Entries from a dataset:
******************************

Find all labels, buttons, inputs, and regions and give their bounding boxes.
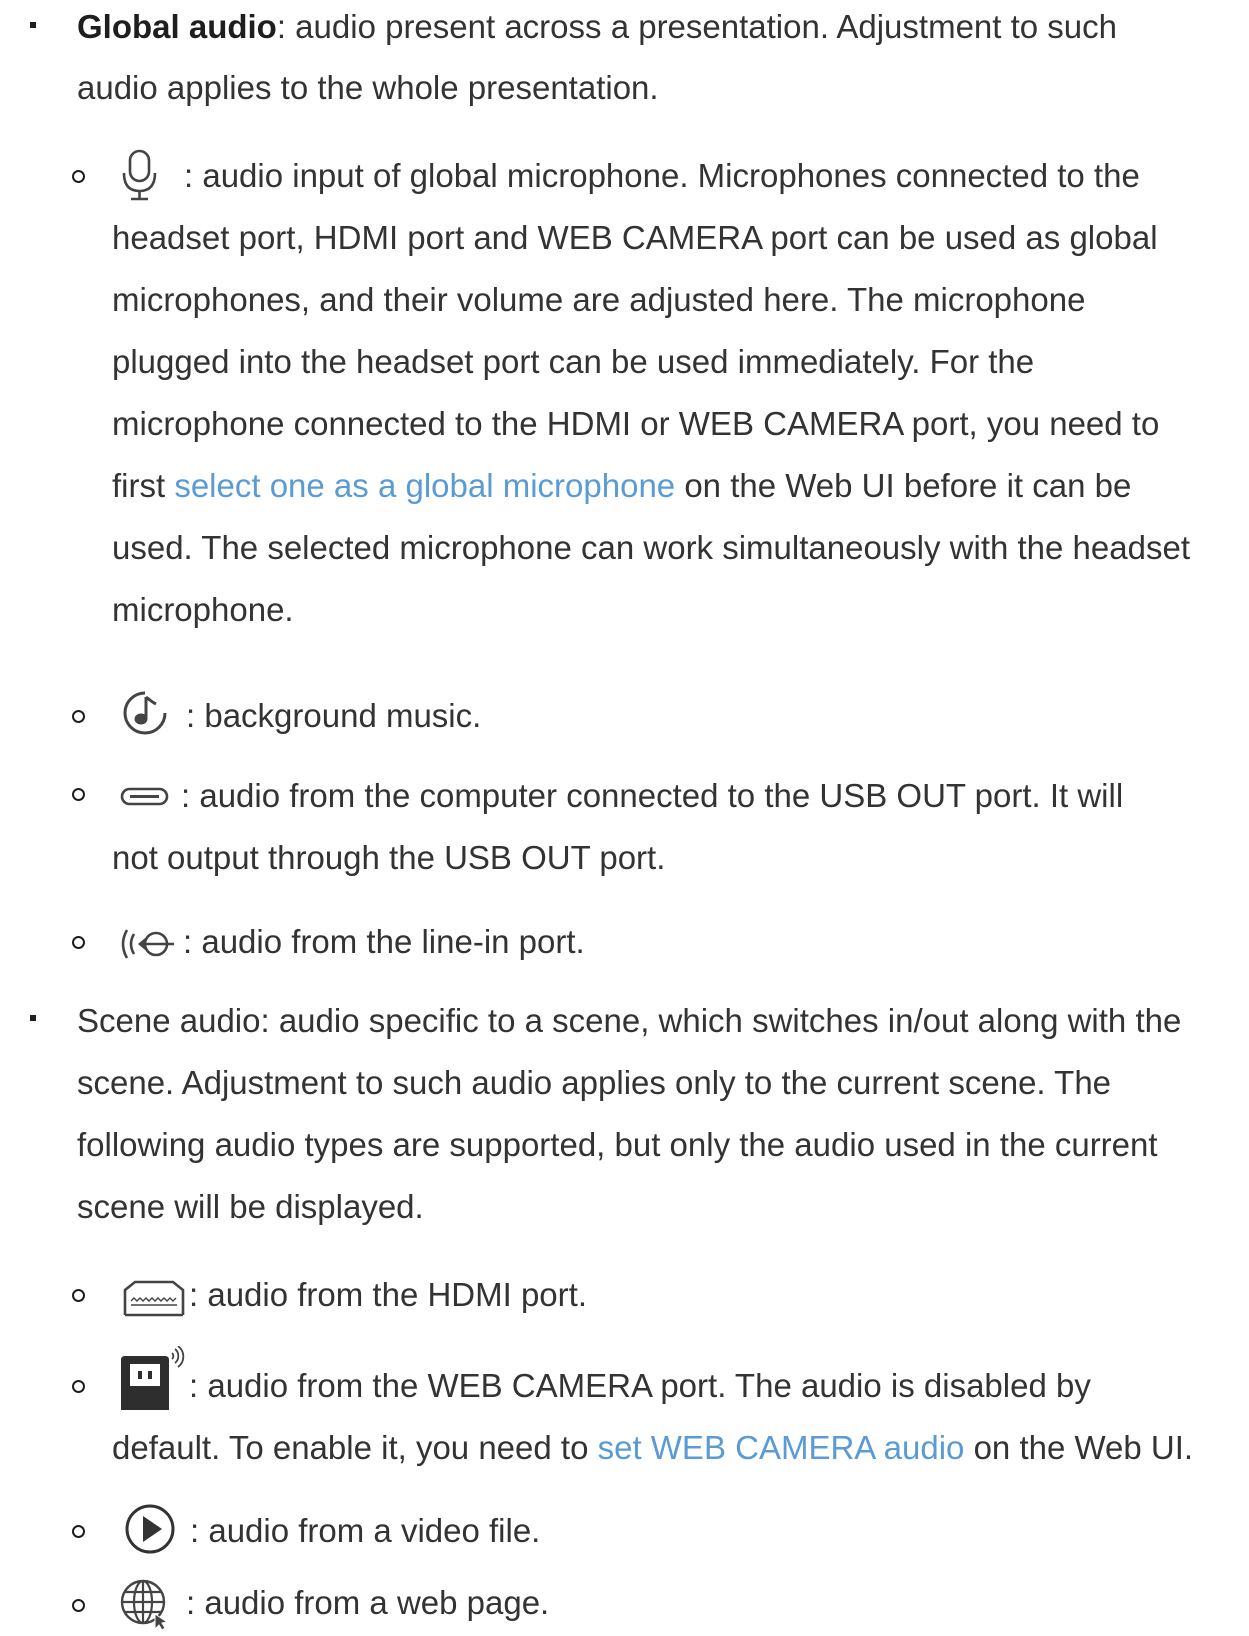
bullet-global-audio (30, 22, 36, 28)
bullet-scene-audio (30, 1015, 36, 1021)
video-file-desc: : audio from a video file. (190, 1512, 541, 1549)
web-camera-icon (119, 1346, 187, 1412)
microphone-desc-line1: : audio input of global microphone. Micr… (184, 157, 1140, 194)
microphone-desc-line4: plugged into the headset port can be use… (112, 343, 1035, 380)
global-audio-term: Global audio (77, 8, 277, 45)
global-audio-intro: Global audio: audio present across a pre… (77, 8, 1118, 45)
globe-icon (119, 1578, 175, 1630)
web-camera-desc-line2: default. To enable it, you need to set W… (112, 1429, 1194, 1466)
help-page: Global audio: audio present across a pre… (0, 0, 1249, 1636)
microphone-desc-line2: headset port, HDMI port and WEB CAMERA p… (112, 219, 1158, 256)
bullet-web-camera (72, 1380, 85, 1393)
global-audio-intro-cont: audio applies to the whole presentation. (77, 69, 659, 106)
music-note-icon (121, 689, 169, 737)
web-page-desc: : audio from a web page. (186, 1584, 550, 1621)
usb-desc-line2: not output through the USB OUT port. (112, 839, 666, 876)
microphone-desc-line3: microphones, and their volume are adjust… (112, 281, 1086, 318)
microphone-desc-line6: first select one as a global microphone … (112, 467, 1132, 504)
bullet-hdmi (72, 1289, 85, 1302)
set-web-camera-audio-link[interactable]: set WEB CAMERA audio (598, 1429, 965, 1466)
microphone-desc-line7: used. The selected microphone can work s… (112, 529, 1190, 566)
line-in-desc: : audio from the line-in port. (183, 923, 585, 960)
microphone-desc-line5: microphone connected to the HDMI or WEB … (112, 405, 1160, 442)
background-music-desc: : background music. (186, 697, 482, 734)
hdmi-port-icon (121, 1280, 187, 1318)
bullet-usb (72, 788, 85, 801)
scene-audio-line2: scene. Adjustment to such audio applies … (77, 1064, 1112, 1101)
bullet-web-page (72, 1599, 85, 1612)
bullet-line-in (72, 936, 85, 949)
usb-desc-line1: : audio from the computer connected to t… (181, 777, 1124, 814)
select-global-microphone-link[interactable]: select one as a global microphone (174, 467, 675, 504)
microphone-desc-line8: microphone. (112, 591, 294, 628)
scene-audio-line3: following audio types are supported, but… (77, 1126, 1158, 1163)
line-in-icon (118, 926, 178, 962)
scene-audio-line1: Scene audio: audio specific to a scene, … (77, 1002, 1182, 1039)
microphone-icon (120, 149, 160, 203)
hdmi-desc: : audio from the HDMI port. (189, 1276, 587, 1313)
web-camera-desc-line1: : audio from the WEB CAMERA port. The au… (189, 1367, 1091, 1404)
play-icon (123, 1502, 177, 1556)
scene-audio-line4: scene will be displayed. (77, 1188, 424, 1225)
bullet-background-music (72, 710, 85, 723)
bullet-microphone (72, 170, 85, 183)
bullet-video-file (72, 1525, 85, 1538)
usb-port-icon (120, 785, 170, 809)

******************************

## Stated goal
Rewrite every line of the records above as a JSON list of strings, one string per line, skipping blank lines and leaving out the pictures.

## Solution for this exercise
[
  "Find all labels, buttons, inputs, and regions and give their bounding boxes.",
  "bullet-global-audio (30, 22, 36, 28)",
  "bullet-scene-audio (30, 1015, 36, 1021)",
  "video-file-desc: : audio from a video file. (190, 1512, 541, 1549)",
  "web-camera-icon (119, 1346, 187, 1412)",
  "microphone-desc-line1: : audio input of global microphone. Micr… (184, 157, 1140, 194)",
  "microphone-desc-line4: plugged into the headset port can be use… (112, 343, 1035, 380)",
  "global-audio-term: Global audio (77, 8, 277, 45)",
  "global-audio-intro: Global audio: audio present across a pre… (77, 8, 1118, 45)",
  "globe-icon (119, 1578, 175, 1630)",
  "web-camera-desc-line2: default. To enable it, you need to set W… (112, 1429, 1194, 1466)",
  "help-page: Global audio: audio present across a pre… (0, 0, 1249, 1636)",
  "microphone-desc-line2: headset port, HDMI port and WEB CAMERA p… (112, 219, 1158, 256)",
  "bullet-web-camera (72, 1380, 85, 1393)",
  "global-audio-intro-cont: audio applies to the whole presentation. (77, 69, 659, 106)",
  "music-note-icon (121, 689, 169, 737)",
  "web-page-desc: : audio from a web page. (186, 1584, 550, 1621)",
  "usb-desc-line2: not output through the USB OUT port. (112, 839, 666, 876)",
  "microphone-desc-line3: microphones, and their volume are adjust… (112, 281, 1086, 318)",
  "microphone-desc-line6: first select one as a global microphone … (112, 467, 1132, 504)",
  "bullet-hdmi (72, 1289, 85, 1302)",
  "set-web-camera-audio-link[interactable]: set WEB CAMERA audio (598, 1429, 965, 1466)",
  "microphone-desc-line7: used. The selected microphone can work s… (112, 529, 1190, 566)",
  "line-in-desc: : audio from the line-in port. (183, 923, 585, 960)",
  "microphone-desc-line5: microphone connected to the HDMI or WEB … (112, 405, 1160, 442)",
  "background-music-desc: : background music. (186, 697, 482, 734)",
  "hdmi-port-icon (121, 1280, 187, 1318)",
  "bullet-usb (72, 788, 85, 801)",
  "scene-audio-line2: scene. Adjustment to such audio applies … (77, 1064, 1112, 1101)",
  "bullet-web-page (72, 1599, 85, 1612)",
  "bullet-line-in (72, 936, 85, 949)",
  "usb-desc-line1: : audio from the computer connected to t… (181, 777, 1124, 814)",
  "select-global-microphone-link[interactable]: select one as a global microphone (174, 467, 675, 504)",
  "microphone-desc-line8: microphone. (112, 591, 294, 628)",
  "scene-audio-line3: following audio types are supported, but… (77, 1126, 1158, 1163)",
  "line-in-icon (118, 926, 178, 962)",
  "scene-audio-line1: Scene audio: audio specific to a scene, … (77, 1002, 1182, 1039)",
  "microphone-icon (120, 149, 160, 203)",
  "hdmi-desc: : audio from the HDMI port. (189, 1276, 587, 1313)",
  "web-camera-desc-line1: : audio from the WEB CAMERA port. The au… (189, 1367, 1091, 1404)",
  "play-icon (123, 1502, 177, 1556)",
  "scene-audio-line4: scene will be displayed. (77, 1188, 424, 1225)",
  "bullet-background-music (72, 710, 85, 723)",
  "bullet-microphone (72, 170, 85, 183)",
  "bullet-video-file (72, 1525, 85, 1538)",
  "usb-port-icon (120, 785, 170, 809)"
]